##### INPUT RECORDS #####

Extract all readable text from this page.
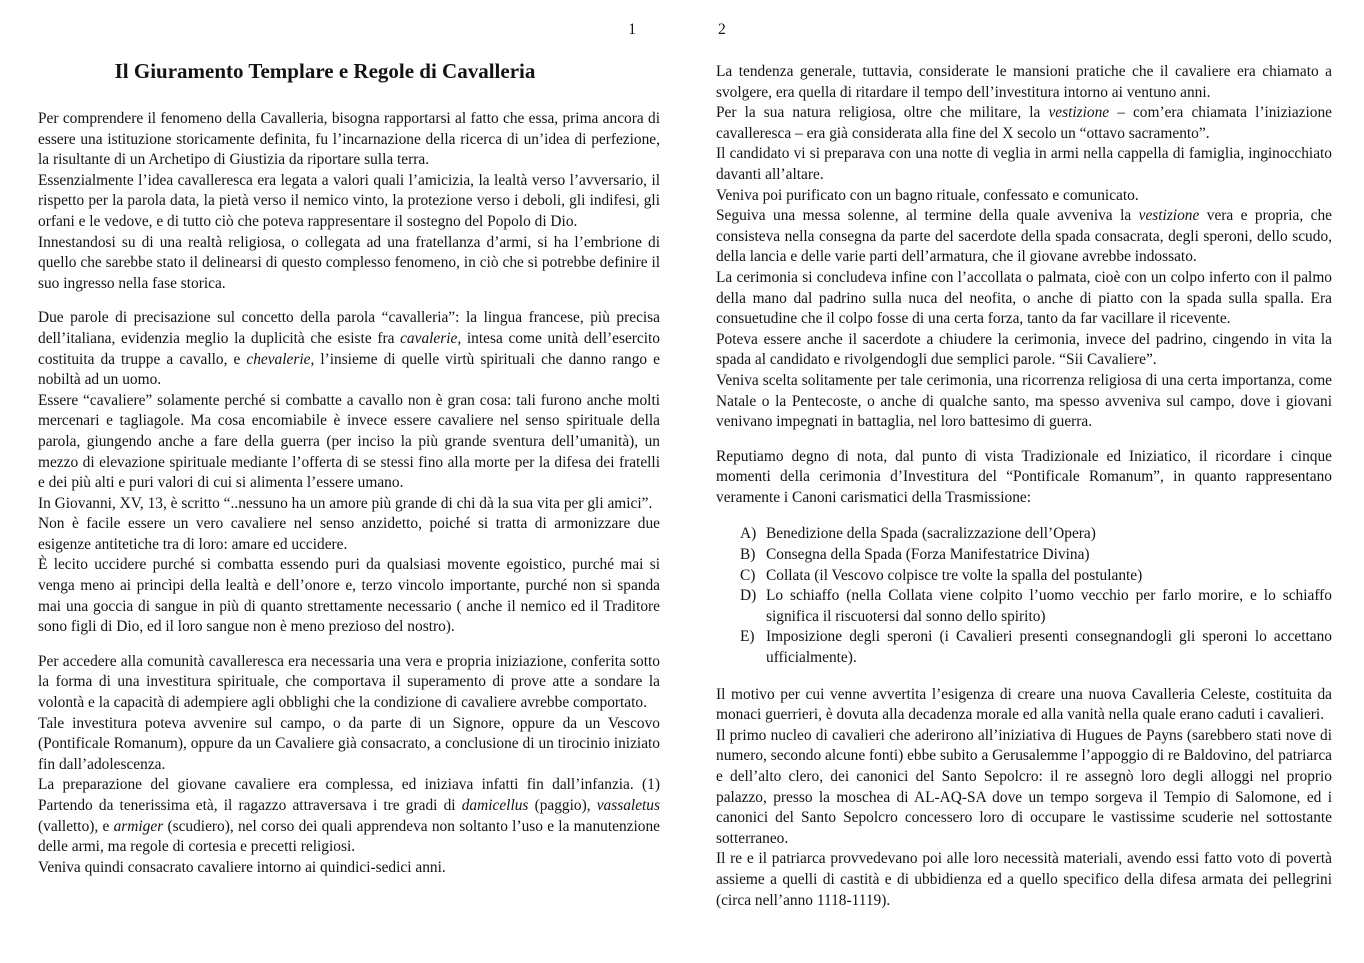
1
Il Giuramento Templare e Regole di Cavalleria

Per comprendere il fenomeno della Cavalleria, bisogna rapportarsi al fatto che essa, prima ancora di essere una istituzione storicamente definita, fu l’incarnazione della ricerca di un’idea di perfezione, la risultante di un Archetipo di Giustizia da riportare sulla terra.

Essenzialmente l’idea cavalleresca era legata a valori quali l’amicizia, la lealtà verso l’avversario, il rispetto per la parola data, la pietà verso il nemico vinto, la protezione verso i deboli, gli indifesi, gli orfani e le vedove, e di tutto ciò che poteva rappresentare il sostegno del Popolo di Dio.

Innestandosi su di una realtà religiosa, o collegata ad una fratellanza d’armi, si ha l’embrione di quello che sarebbe stato il delinearsi di questo complesso fenomeno, in ciò che si potrebbe definire il suo ingresso nella fase storica.

Due parole di precisazione sul concetto della parola “cavalleria”: la lingua francese, più precisa dell’italiana, evidenzia meglio la duplicità che esiste fra cavalerie, intesa come unità dell’esercito costituita da truppe a cavallo, e chevalerie, l’insieme di quelle virtù spirituali che danno rango e nobiltà ad un uomo.

Essere “cavaliere” solamente perché si combatte a cavallo non è gran cosa: tali furono anche molti mercenari e tagliagole. Ma cosa encomiabile è invece essere cavaliere nel senso spirituale della parola, giungendo anche a fare della guerra (per inciso la più grande sventura dell’umanità), un mezzo di elevazione spirituale mediante l’offerta di se stessi fino alla morte per la difesa dei fratelli e dei più alti e puri valori di cui si alimenta l’essere umano.

In Giovanni, XV, 13, è scritto “..nessuno ha un amore più grande di chi dà la sua vita per gli amici”.

Non è facile essere un vero cavaliere nel senso anzidetto, poiché si tratta di armonizzare due esigenze antitetiche tra di loro: amare ed uccidere.

È lecito uccidere purché si combatta essendo puri da qualsiasi movente egoistico, purché mai si venga meno ai princìpi della lealtà e dell’onore e, terzo vincolo importante, purché non si spanda mai una goccia di sangue in più di quanto strettamente necessario ( anche il nemico ed il Traditore sono figli di Dio, ed il loro sangue non è meno prezioso del nostro).

Per accedere alla comunità cavalleresca era necessaria una vera e propria iniziazione, conferita sotto la forma di una investitura spirituale, che comportava il superamento di prove atte a sondare la volontà e la capacità di adempiere agli obblighi che la condizione di cavaliere avrebbe comportato.

Tale investitura poteva avvenire sul campo, o da parte di un Signore, oppure da un Vescovo (Pontificale Romanum), oppure da un Cavaliere già consacrato, a conclusione di un tirocinio iniziato fin dall’adolescenza.

La preparazione del giovane cavaliere era complessa, ed iniziava infatti fin dall’infanzia. (1) Partendo da tenerissima età, il ragazzo attraversava i tre gradi di damicellus (paggio), vassaletus (valletto), e armiger (scudiero), nel corso dei quali apprendeva non soltanto l’uso e la manutenzione delle armi, ma regole di cortesia e precetti religiosi.

Veniva quindi consacrato cavaliere intorno ai quindici-sedici anni.

2

La tendenza generale, tuttavia, considerate le mansioni pratiche che il cavaliere era chiamato a svolgere, era quella di ritardare il tempo dell’investitura intorno ai ventuno anni.

Per la sua natura religiosa, oltre che militare, la vestizione – com’era chiamata l’iniziazione cavalleresca – era già considerata alla fine del X secolo un “ottavo sacramento”.

Il candidato vi si preparava con una notte di veglia in armi nella cappella di famiglia, inginocchiato davanti all’altare.

Veniva poi purificato con un bagno rituale, confessato e comunicato.

Seguiva una messa solenne, al termine della quale avveniva la vestizione vera e propria, che consisteva nella consegna da parte del sacerdote della spada consacrata, degli speroni, dello scudo, della lancia e delle varie parti dell’armatura, che il giovane avrebbe indossato.

La cerimonia si concludeva infine con l’accollata o palmata, cioè con un colpo inferto con il palmo della mano dal padrino sulla nuca del neofita, o anche di piatto con la spada sulla spalla. Era consuetudine che il colpo fosse di una certa forza, tanto da far vacillare il ricevente.

Poteva essere anche il sacerdote a chiudere la cerimonia, invece del padrino, cingendo in vita la spada al candidato e rivolgendogli due semplici parole. “Sii Cavaliere”.

Veniva scelta solitamente per tale cerimonia, una ricorrenza religiosa di una certa importanza, come Natale o la Pentecoste, o anche di qualche santo, ma spesso avveniva sul campo, dove i giovani venivano impegnati in battaglia, nel loro battesimo di guerra.

Reputiamo degno di nota, dal punto di vista Tradizionale ed Iniziatico, il ricordare i cinque momenti della cerimonia d’Investitura del “Pontificale Romanum”, in quanto rappresentano veramente i Canoni carismatici della Trasmissione:

A) Benedizione della Spada (sacralizzazione dell’Opera)
B) Consegna della Spada (Forza Manifestatrice Divina)
C) Collata (il Vescovo colpisce tre volte la spalla del postulante)
D) Lo schiaffo (nella Collata viene colpito l’uomo vecchio per farlo morire, e lo schiaffo significa il riscuotersi dal sonno dello spirito)
E) Imposizione degli speroni (i Cavalieri presenti consegnandogli gli speroni lo accettano ufficialmente).

Il motivo per cui venne avvertita l’esigenza di creare una nuova Cavalleria Celeste, costituita da monaci guerrieri, è dovuta alla decadenza morale ed alla vanità nella quale erano caduti i cavalieri.

Il primo nucleo di cavalieri che aderirono all’iniziativa di Hugues de Payns (sarebbero stati nove di numero, secondo alcune fonti) ebbe subito a Gerusalemme l’appoggio di re Baldovino, del patriarca e dell’alto clero, dei canonici del Santo Sepolcro: il re assegnò loro degli alloggi nel proprio palazzo, presso la moschea di AL-AQ-SA dove un tempo sorgeva il Tempio di Salomone, ed i canonici del Santo Sepolcro concessero loro di occupare le vastissime scuderie nel sottostante sotterraneo.

Il re e il patriarca provvedevano poi alle loro necessità materiali, avendo essi fatto voto di povertà assieme a quelli di castità e di ubbidienza ed a quello specifico della difesa armata dei pellegrini (circa nell’anno 1118-1119).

#####

> DESCRIPTION OF THE TASK:
Each record above should come back exactly the same, only without its pictures.

> COMPLETE ANSWER:
Extract all readable text from this page.
1
Il Giuramento Templare e Regole di Cavalleria

Per comprendere il fenomeno della Cavalleria, bisogna rapportarsi al fatto che essa, prima ancora di essere una istituzione storicamente definita, fu l’incarnazione della ricerca di un’idea di perfezione, la risultante di un Archetipo di Giustizia da riportare sulla terra.

Essenzialmente l’idea cavalleresca era legata a valori quali l’amicizia, la lealtà verso l’avversario, il rispetto per la parola data, la pietà verso il nemico vinto, la protezione verso i deboli, gli indifesi, gli orfani e le vedove, e di tutto ciò che poteva rappresentare il sostegno del Popolo di Dio.

Innestandosi su di una realtà religiosa, o collegata ad una fratellanza d’armi, si ha l’embrione di quello che sarebbe stato il delinearsi di questo complesso fenomeno, in ciò che si potrebbe definire il suo ingresso nella fase storica.

Due parole di precisazione sul concetto della parola “cavalleria”: la lingua francese, più precisa dell’italiana, evidenzia meglio la duplicità che esiste fra cavalerie, intesa come unità dell’esercito costituita da truppe a cavallo, e chevalerie, l’insieme di quelle virtù spirituali che danno rango e nobiltà ad un uomo.

Essere “cavaliere” solamente perché si combatte a cavallo non è gran cosa: tali furono anche molti mercenari e tagliagole. Ma cosa encomiabile è invece essere cavaliere nel senso spirituale della parola, giungendo anche a fare della guerra (per inciso la più grande sventura dell’umanità), un mezzo di elevazione spirituale mediante l’offerta di se stessi fino alla morte per la difesa dei fratelli e dei più alti e puri valori di cui si alimenta l’essere umano.

In Giovanni, XV, 13, è scritto “..nessuno ha un amore più grande di chi dà la sua vita per gli amici”.

Non è facile essere un vero cavaliere nel senso anzidetto, poiché si tratta di armonizzare due esigenze antitetiche tra di loro: amare ed uccidere.

È lecito uccidere purché si combatta essendo puri da qualsiasi movente egoistico, purché mai si venga meno ai princìpi della lealtà e dell’onore e, terzo vincolo importante, purché non si spanda mai una goccia di sangue in più di quanto strettamente necessario ( anche il nemico ed il Traditore sono figli di Dio, ed il loro sangue non è meno prezioso del nostro).

Per accedere alla comunità cavalleresca era necessaria una vera e propria iniziazione, conferita sotto la forma di una investitura spirituale, che comportava il superamento di prove atte a sondare la volontà e la capacità di adempiere agli obblighi che la condizione di cavaliere avrebbe comportato.

Tale investitura poteva avvenire sul campo, o da parte di un Signore, oppure da un Vescovo (Pontificale Romanum), oppure da un Cavaliere già consacrato, a conclusione di un tirocinio iniziato fin dall’adolescenza.

La preparazione del giovane cavaliere era complessa, ed iniziava infatti fin dall’infanzia. (1) Partendo da tenerissima età, il ragazzo attraversava i tre gradi di damicellus (paggio), vassaletus (valletto), e armiger (scudiero), nel corso dei quali apprendeva non soltanto l’uso e la manutenzione delle armi, ma regole di cortesia e precetti religiosi.

Veniva quindi consacrato cavaliere intorno ai quindici-sedici anni.

2

La tendenza generale, tuttavia, considerate le mansioni pratiche che il cavaliere era chiamato a svolgere, era quella di ritardare il tempo dell’investitura intorno ai ventuno anni.

Per la sua natura religiosa, oltre che militare, la vestizione – com’era chiamata l’iniziazione cavalleresca – era già considerata alla fine del X secolo un “ottavo sacramento”.

Il candidato vi si preparava con una notte di veglia in armi nella cappella di famiglia, inginocchiato davanti all’altare.

Veniva poi purificato con un bagno rituale, confessato e comunicato.

Seguiva una messa solenne, al termine della quale avveniva la vestizione vera e propria, che consisteva nella consegna da parte del sacerdote della spada consacrata, degli speroni, dello scudo, della lancia e delle varie parti dell’armatura, che il giovane avrebbe indossato.

La cerimonia si concludeva infine con l’accollata o palmata, cioè con un colpo inferto con il palmo della mano dal padrino sulla nuca del neofita, o anche di piatto con la spada sulla spalla. Era consuetudine che il colpo fosse di una certa forza, tanto da far vacillare il ricevente.

Poteva essere anche il sacerdote a chiudere la cerimonia, invece del padrino, cingendo in vita la spada al candidato e rivolgendogli due semplici parole. “Sii Cavaliere”.

Veniva scelta solitamente per tale cerimonia, una ricorrenza religiosa di una certa importanza, come Natale o la Pentecoste, o anche di qualche santo, ma spesso avveniva sul campo, dove i giovani venivano impegnati in battaglia, nel loro battesimo di guerra.

Reputiamo degno di nota, dal punto di vista Tradizionale ed Iniziatico, il ricordare i cinque momenti della cerimonia d’Investitura del “Pontificale Romanum”, in quanto rappresentano veramente i Canoni carismatici della Trasmissione:

A) Benedizione della Spada (sacralizzazione dell’Opera)
B) Consegna della Spada (Forza Manifestatrice Divina)
C) Collata (il Vescovo colpisce tre volte la spalla del postulante)
D) Lo schiaffo (nella Collata viene colpito l’uomo vecchio per farlo morire, e lo schiaffo significa il riscuotersi dal sonno dello spirito)
E) Imposizione degli speroni (i Cavalieri presenti consegnandogli gli speroni lo accettano ufficialmente).

Il motivo per cui venne avvertita l’esigenza di creare una nuova Cavalleria Celeste, costituita da monaci guerrieri, è dovuta alla decadenza morale ed alla vanità nella quale erano caduti i cavalieri.

Il primo nucleo di cavalieri che aderirono all’iniziativa di Hugues de Payns (sarebbero stati nove di numero, secondo alcune fonti) ebbe subito a Gerusalemme l’appoggio di re Baldovino, del patriarca e dell’alto clero, dei canonici del Santo Sepolcro: il re assegnò loro degli alloggi nel proprio palazzo, presso la moschea di AL-AQ-SA dove un tempo sorgeva il Tempio di Salomone, ed i canonici del Santo Sepolcro concessero loro di occupare le vastissime scuderie nel sottostante sotterraneo.

Il re e il patriarca provvedevano poi alle loro necessità materiali, avendo essi fatto voto di povertà assieme a quelli di castità e di ubbidienza ed a quello specifico della difesa armata dei pellegrini (circa nell’anno 1118-1119).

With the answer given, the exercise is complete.